Task requirements: Each record below must be returned exactly as shown.

Input material:
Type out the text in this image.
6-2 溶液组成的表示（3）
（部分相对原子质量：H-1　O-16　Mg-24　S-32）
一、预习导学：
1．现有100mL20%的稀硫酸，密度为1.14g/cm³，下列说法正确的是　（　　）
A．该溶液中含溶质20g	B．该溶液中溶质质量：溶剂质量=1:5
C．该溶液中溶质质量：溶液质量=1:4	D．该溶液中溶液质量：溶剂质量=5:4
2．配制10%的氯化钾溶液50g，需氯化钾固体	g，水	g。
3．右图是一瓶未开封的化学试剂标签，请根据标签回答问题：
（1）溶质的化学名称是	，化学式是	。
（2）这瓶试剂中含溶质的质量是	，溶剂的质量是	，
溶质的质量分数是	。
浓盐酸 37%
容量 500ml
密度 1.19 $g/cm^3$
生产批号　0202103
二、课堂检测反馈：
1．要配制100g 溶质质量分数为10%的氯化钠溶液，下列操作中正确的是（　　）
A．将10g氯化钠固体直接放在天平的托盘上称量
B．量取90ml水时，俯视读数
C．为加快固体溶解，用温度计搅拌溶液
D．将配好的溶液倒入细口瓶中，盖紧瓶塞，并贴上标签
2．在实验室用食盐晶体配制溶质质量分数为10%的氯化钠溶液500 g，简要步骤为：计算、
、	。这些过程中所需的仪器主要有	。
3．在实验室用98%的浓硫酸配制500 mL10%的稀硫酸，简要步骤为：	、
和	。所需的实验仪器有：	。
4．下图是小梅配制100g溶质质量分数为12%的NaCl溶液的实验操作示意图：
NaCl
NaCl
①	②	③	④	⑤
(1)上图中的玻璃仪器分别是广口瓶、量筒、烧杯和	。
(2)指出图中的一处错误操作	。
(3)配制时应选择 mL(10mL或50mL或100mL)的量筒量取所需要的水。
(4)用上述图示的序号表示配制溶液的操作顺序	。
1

Response to the task:
Type out the text in this image.
6-2 溶液组成的表示（3）
（部分相对原子质量：H-1　O-16　Mg-24　S-32）
一、预习导学：
1．现有100mL20%的稀硫酸，密度为1.14g/cm³，下列说法正确的是　（　　）
A．该溶液中含溶质20g	B．该溶液中溶质质量：溶剂质量=1:5
C．该溶液中溶质质量：溶液质量=1:4	D．该溶液中溶液质量：溶剂质量=5:4
2．配制10%的氯化钾溶液50g，需氯化钾固体	g，水	g。
3．右图是一瓶未开封的化学试剂标签，请根据标签回答问题：
（1）溶质的化学名称是	，化学式是	。
（2）这瓶试剂中含溶质的质量是	，溶剂的质量是	，
溶质的质量分数是	。
浓盐酸 37%
容量 500ml
密度 1.19 $g/cm^3$
生产批号　0202103
二、课堂检测反馈：
1．要配制100g 溶质质量分数为10%的氯化钠溶液，下列操作中正确的是（　　）
A．将10g氯化钠固体直接放在天平的托盘上称量
B．量取90ml水时，俯视读数
C．为加快固体溶解，用温度计搅拌溶液
D．将配好的溶液倒入细口瓶中，盖紧瓶塞，并贴上标签
2．在实验室用食盐晶体配制溶质质量分数为10%的氯化钠溶液500 g，简要步骤为：计算、
、	。这些过程中所需的仪器主要有	。
3．在实验室用98%的浓硫酸配制500 mL10%的稀硫酸，简要步骤为：	、
和	。所需的实验仪器有：	。
4．下图是小梅配制100g溶质质量分数为12%的NaCl溶液的实验操作示意图：
NaCl
NaCl
①	②	③	④	⑤
(1)上图中的玻璃仪器分别是广口瓶、量筒、烧杯和	。
(2)指出图中的一处错误操作	。
(3)配制时应选择 mL(10mL或50mL或100mL)的量筒量取所需要的水。
(4)用上述图示的序号表示配制溶液的操作顺序	。
1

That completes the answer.